**TASK TO CARRY OUT**
Repeat the records below exactly, leaving out any pictures.

**SOURCE RECORDS**
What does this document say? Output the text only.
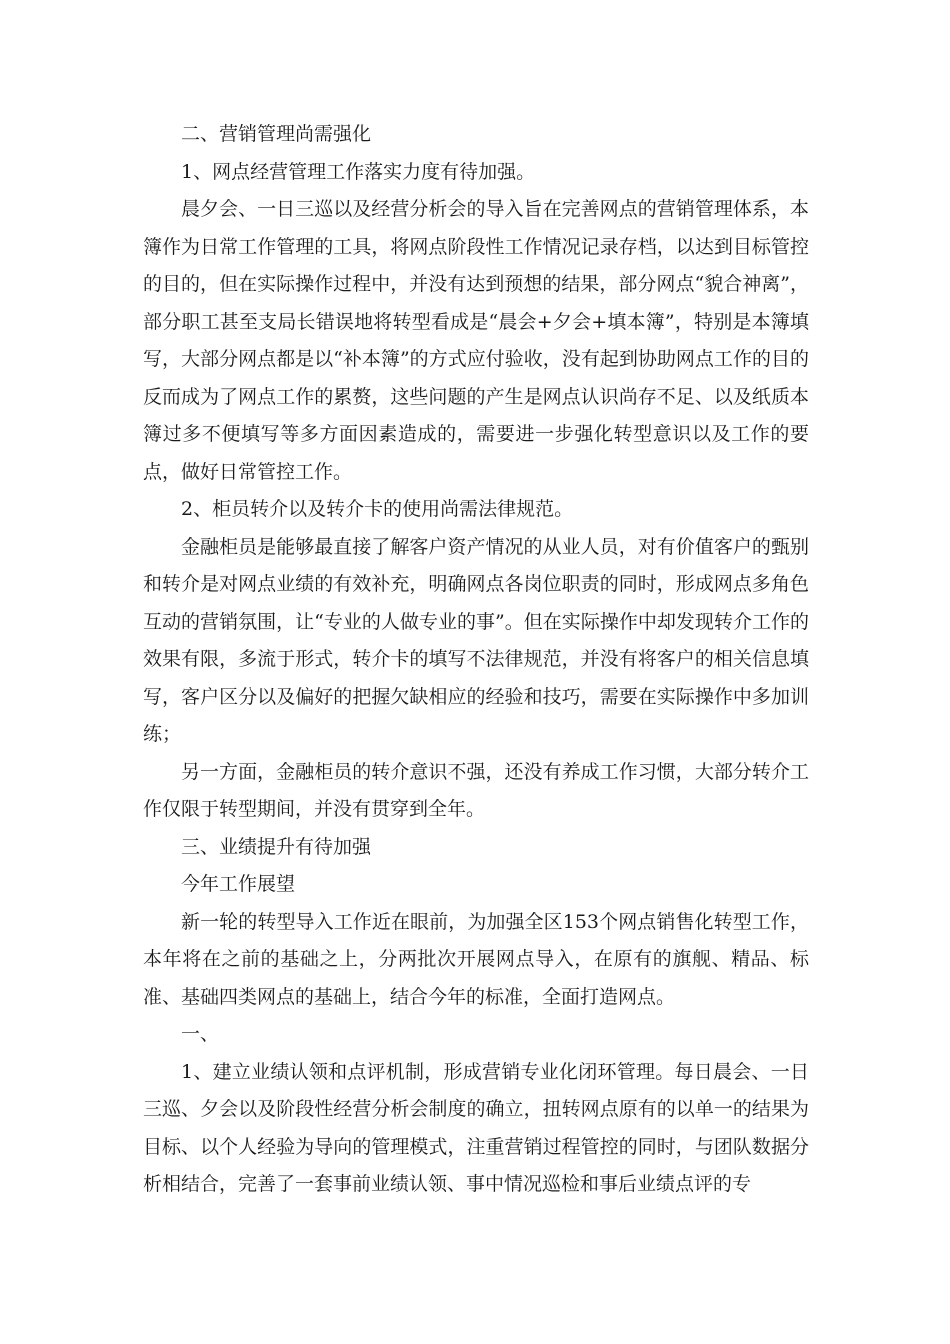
二、营销管理尚需强化

1、网点经营管理工作落实力度有待加强。

晨夕会、一日三巡以及经营分析会的导入旨在完善网点的营销管理体系，本簿作为日常工作管理的工具，将网点阶段性工作情况记录存档，以达到目标管控的目的，但在实际操作过程中，并没有达到预想的结果，部分网点“貌合神离”，部分职工甚至支局长错误地将转型看成是“晨会+夕会+填本簿”，特别是本簿填写，大部分网点都是以“补本簿”的方式应付验收，没有起到协助网点工作的目的反而成为了网点工作的累赘，这些问题的产生是网点认识尚存不足、以及纸质本簿过多不便填写等多方面因素造成的，需要进一步强化转型意识以及工作的要点，做好日常管控工作。

2、柜员转介以及转介卡的使用尚需法律规范。

金融柜员是能够最直接了解客户资产情况的从业人员，对有价值客户的甄别和转介是对网点业绩的有效补充，明确网点各岗位职责的同时，形成网点多角色互动的营销氛围，让“专业的人做专业的事”。但在实际操作中却发现转介工作的效果有限，多流于形式，转介卡的填写不法律规范，并没有将客户的相关信息填写，客户区分以及偏好的把握欠缺相应的经验和技巧，需要在实际操作中多加训练；

另一方面，金融柜员的转介意识不强，还没有养成工作习惯，大部分转介工作仅限于转型期间，并没有贯穿到全年。

三、业绩提升有待加强

今年工作展望

新一轮的转型导入工作近在眼前，为加强全区153个网点销售化转型工作，本年将在之前的基础之上，分两批次开展网点导入，在原有的旗舰、精品、标准、基础四类网点的基础上，结合今年的标准，全面打造网点。

一、

1、建立业绩认领和点评机制，形成营销专业化闭环管理。每日晨会、一日三巡、夕会以及阶段性经营分析会制度的确立，扭转网点原有的以单一的结果为目标、以个人经验为导向的管理模式，注重营销过程管控的同时，与团队数据分析相结合，完善了一套事前业绩认领、事中情况巡检和事后业绩点评的专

**TASK RESPONSE**
What does this document say? Output the text only.
二、营销管理尚需强化

1、网点经营管理工作落实力度有待加强。

晨夕会、一日三巡以及经营分析会的导入旨在完善网点的营销管理体系，本簿作为日常工作管理的工具，将网点阶段性工作情况记录存档，以达到目标管控的目的，但在实际操作过程中，并没有达到预想的结果，部分网点“貌合神离”，部分职工甚至支局长错误地将转型看成是“晨会+夕会+填本簿”，特别是本簿填写，大部分网点都是以“补本簿”的方式应付验收，没有起到协助网点工作的目的反而成为了网点工作的累赘，这些问题的产生是网点认识尚存不足、以及纸质本簿过多不便填写等多方面因素造成的，需要进一步强化转型意识以及工作的要点，做好日常管控工作。

2、柜员转介以及转介卡的使用尚需法律规范。

金融柜员是能够最直接了解客户资产情况的从业人员，对有价值客户的甄别和转介是对网点业绩的有效补充，明确网点各岗位职责的同时，形成网点多角色互动的营销氛围，让“专业的人做专业的事”。但在实际操作中却发现转介工作的效果有限，多流于形式，转介卡的填写不法律规范，并没有将客户的相关信息填写，客户区分以及偏好的把握欠缺相应的经验和技巧，需要在实际操作中多加训练；

另一方面，金融柜员的转介意识不强，还没有养成工作习惯，大部分转介工作仅限于转型期间，并没有贯穿到全年。

三、业绩提升有待加强

今年工作展望

新一轮的转型导入工作近在眼前，为加强全区153个网点销售化转型工作，本年将在之前的基础之上，分两批次开展网点导入，在原有的旗舰、精品、标准、基础四类网点的基础上，结合今年的标准，全面打造网点。

一、

1、建立业绩认领和点评机制，形成营销专业化闭环管理。每日晨会、一日三巡、夕会以及阶段性经营分析会制度的确立，扭转网点原有的以单一的结果为目标、以个人经验为导向的管理模式，注重营销过程管控的同时，与团队数据分析相结合，完善了一套事前业绩认领、事中情况巡检和事后业绩点评的专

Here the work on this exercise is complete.